____ Material

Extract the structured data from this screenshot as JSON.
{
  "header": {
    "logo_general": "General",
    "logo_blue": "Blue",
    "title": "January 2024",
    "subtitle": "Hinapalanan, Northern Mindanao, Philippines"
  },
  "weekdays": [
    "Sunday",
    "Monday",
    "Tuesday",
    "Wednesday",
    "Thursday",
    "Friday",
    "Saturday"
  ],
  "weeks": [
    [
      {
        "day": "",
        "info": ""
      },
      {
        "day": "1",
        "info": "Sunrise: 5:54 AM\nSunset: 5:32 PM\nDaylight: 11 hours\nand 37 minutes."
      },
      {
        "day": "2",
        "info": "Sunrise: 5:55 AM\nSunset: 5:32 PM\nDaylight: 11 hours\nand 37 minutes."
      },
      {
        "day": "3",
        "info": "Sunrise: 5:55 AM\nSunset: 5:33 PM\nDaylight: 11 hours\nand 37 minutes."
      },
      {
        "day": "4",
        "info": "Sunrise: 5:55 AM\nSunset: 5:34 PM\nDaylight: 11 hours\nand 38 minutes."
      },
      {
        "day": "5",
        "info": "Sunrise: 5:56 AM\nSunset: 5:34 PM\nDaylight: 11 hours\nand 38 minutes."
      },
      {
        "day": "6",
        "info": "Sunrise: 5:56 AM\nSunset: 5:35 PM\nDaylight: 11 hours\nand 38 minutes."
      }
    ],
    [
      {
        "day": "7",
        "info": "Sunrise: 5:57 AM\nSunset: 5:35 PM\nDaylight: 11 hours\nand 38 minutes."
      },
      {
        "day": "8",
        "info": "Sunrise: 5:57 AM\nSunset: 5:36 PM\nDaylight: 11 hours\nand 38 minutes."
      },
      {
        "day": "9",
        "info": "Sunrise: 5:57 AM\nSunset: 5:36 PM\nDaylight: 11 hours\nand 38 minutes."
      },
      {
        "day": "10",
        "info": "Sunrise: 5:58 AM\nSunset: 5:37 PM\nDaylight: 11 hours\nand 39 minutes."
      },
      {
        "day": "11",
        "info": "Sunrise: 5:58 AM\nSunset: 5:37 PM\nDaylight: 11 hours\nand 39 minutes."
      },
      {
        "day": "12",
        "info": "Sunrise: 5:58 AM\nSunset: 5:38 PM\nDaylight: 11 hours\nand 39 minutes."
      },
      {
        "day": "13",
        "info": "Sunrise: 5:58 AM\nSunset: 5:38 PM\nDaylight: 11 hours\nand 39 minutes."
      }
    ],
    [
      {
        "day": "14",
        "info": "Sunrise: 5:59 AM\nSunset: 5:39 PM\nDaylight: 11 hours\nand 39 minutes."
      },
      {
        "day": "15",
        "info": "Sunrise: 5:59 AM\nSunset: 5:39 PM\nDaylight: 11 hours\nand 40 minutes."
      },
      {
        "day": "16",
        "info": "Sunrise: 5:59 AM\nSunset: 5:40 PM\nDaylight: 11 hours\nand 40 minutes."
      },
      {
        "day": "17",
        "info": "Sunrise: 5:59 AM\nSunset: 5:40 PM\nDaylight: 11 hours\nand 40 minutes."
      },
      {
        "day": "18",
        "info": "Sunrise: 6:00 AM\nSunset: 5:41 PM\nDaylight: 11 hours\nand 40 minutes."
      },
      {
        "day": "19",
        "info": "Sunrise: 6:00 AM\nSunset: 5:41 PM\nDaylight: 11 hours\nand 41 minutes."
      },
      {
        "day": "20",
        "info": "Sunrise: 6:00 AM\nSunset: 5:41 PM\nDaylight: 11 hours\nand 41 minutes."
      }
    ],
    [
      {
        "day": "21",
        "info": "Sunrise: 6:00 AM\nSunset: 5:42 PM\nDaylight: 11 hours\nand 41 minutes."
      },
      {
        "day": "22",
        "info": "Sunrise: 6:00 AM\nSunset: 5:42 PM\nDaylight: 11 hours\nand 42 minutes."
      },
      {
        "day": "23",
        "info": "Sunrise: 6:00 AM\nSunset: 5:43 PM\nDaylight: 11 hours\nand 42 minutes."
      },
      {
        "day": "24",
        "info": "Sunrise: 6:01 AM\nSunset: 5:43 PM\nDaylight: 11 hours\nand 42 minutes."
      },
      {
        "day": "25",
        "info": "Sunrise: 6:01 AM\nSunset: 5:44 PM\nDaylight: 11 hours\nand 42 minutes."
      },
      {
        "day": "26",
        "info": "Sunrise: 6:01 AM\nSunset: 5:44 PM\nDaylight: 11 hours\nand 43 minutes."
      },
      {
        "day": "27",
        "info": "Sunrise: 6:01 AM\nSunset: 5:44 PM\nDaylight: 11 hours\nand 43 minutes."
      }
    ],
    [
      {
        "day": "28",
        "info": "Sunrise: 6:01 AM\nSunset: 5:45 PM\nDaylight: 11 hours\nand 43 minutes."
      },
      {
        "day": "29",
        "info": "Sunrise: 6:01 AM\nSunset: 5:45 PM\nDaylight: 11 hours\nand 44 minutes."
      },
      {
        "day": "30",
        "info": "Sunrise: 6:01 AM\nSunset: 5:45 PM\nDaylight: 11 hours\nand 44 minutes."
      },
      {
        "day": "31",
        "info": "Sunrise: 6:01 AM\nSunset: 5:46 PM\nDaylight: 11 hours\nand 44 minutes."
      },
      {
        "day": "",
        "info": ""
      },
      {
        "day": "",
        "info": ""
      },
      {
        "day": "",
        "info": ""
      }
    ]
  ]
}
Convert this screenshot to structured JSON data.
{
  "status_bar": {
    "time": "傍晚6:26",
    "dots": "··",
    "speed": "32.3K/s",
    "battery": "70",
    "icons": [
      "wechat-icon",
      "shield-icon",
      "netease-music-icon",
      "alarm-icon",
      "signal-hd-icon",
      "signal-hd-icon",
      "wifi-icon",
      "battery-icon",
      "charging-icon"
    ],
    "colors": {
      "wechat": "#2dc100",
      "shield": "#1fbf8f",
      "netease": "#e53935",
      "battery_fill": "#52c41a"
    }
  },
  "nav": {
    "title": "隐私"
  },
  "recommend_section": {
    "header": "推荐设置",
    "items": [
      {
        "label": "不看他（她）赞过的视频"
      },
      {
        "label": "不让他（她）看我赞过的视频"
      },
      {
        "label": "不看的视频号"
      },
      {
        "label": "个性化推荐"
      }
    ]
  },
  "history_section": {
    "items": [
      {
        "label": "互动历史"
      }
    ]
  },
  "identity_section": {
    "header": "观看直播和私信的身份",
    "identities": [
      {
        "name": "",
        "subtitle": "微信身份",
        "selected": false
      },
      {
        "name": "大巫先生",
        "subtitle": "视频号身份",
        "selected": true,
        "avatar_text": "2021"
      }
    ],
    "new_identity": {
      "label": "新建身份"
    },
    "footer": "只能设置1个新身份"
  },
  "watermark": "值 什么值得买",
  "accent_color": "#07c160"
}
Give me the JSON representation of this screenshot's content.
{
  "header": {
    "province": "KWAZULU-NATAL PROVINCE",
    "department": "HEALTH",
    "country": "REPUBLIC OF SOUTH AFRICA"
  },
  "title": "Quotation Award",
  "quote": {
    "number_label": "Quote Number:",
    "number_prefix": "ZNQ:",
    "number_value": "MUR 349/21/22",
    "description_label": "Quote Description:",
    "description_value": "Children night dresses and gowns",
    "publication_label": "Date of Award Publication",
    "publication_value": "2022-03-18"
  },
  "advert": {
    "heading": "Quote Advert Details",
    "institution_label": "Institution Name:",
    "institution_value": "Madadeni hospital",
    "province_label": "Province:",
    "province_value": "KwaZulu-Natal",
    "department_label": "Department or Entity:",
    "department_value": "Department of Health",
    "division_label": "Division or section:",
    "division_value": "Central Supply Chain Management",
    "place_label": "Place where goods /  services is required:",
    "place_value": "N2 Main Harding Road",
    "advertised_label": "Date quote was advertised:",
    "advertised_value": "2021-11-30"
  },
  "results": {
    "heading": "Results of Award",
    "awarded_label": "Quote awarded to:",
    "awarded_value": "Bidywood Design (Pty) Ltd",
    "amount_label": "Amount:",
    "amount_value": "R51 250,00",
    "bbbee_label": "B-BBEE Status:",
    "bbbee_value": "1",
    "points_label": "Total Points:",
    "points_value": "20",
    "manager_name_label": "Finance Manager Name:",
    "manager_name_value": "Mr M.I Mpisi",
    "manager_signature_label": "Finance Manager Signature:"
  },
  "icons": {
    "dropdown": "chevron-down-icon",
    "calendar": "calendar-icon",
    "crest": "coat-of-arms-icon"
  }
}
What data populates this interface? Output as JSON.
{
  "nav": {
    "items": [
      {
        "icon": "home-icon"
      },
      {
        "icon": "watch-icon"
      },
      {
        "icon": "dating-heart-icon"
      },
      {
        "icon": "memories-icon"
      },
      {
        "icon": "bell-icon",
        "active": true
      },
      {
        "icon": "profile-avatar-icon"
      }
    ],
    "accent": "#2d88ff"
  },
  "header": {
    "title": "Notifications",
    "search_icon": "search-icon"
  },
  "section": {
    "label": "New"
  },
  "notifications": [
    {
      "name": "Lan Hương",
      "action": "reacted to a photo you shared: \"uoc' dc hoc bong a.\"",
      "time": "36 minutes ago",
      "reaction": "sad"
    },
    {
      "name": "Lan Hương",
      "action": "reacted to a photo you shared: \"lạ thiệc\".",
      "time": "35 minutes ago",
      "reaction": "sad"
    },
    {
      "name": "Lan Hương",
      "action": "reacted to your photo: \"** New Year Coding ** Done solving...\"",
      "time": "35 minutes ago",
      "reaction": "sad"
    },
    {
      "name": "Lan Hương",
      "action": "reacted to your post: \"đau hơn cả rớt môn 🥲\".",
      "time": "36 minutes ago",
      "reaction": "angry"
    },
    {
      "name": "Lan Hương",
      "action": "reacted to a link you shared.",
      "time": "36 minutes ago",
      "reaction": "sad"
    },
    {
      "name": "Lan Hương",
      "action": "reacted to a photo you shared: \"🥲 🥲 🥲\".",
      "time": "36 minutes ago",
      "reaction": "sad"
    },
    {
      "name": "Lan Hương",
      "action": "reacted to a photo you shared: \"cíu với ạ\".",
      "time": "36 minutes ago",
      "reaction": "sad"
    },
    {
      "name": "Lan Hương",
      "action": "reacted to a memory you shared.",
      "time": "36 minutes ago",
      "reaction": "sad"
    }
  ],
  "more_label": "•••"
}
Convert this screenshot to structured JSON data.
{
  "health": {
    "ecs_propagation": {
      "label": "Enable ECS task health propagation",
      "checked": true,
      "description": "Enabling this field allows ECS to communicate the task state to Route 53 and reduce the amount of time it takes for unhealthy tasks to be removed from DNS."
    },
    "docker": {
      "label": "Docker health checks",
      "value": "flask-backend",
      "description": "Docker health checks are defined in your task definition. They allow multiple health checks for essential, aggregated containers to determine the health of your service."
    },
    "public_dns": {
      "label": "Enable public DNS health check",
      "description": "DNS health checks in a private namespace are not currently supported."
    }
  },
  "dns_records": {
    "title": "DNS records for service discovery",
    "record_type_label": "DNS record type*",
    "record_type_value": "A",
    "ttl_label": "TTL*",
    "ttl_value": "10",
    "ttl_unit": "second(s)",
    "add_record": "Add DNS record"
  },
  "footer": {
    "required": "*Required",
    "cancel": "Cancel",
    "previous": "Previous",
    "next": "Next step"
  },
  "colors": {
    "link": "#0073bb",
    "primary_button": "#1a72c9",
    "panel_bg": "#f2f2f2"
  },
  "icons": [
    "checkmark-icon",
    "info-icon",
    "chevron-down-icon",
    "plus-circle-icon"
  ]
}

________

#### Problem:
Look through the entries above; copy every line holding the string "link".

#### Written reply:
      "action": "reacted to a link you shared.",
    "link": "#0073bb",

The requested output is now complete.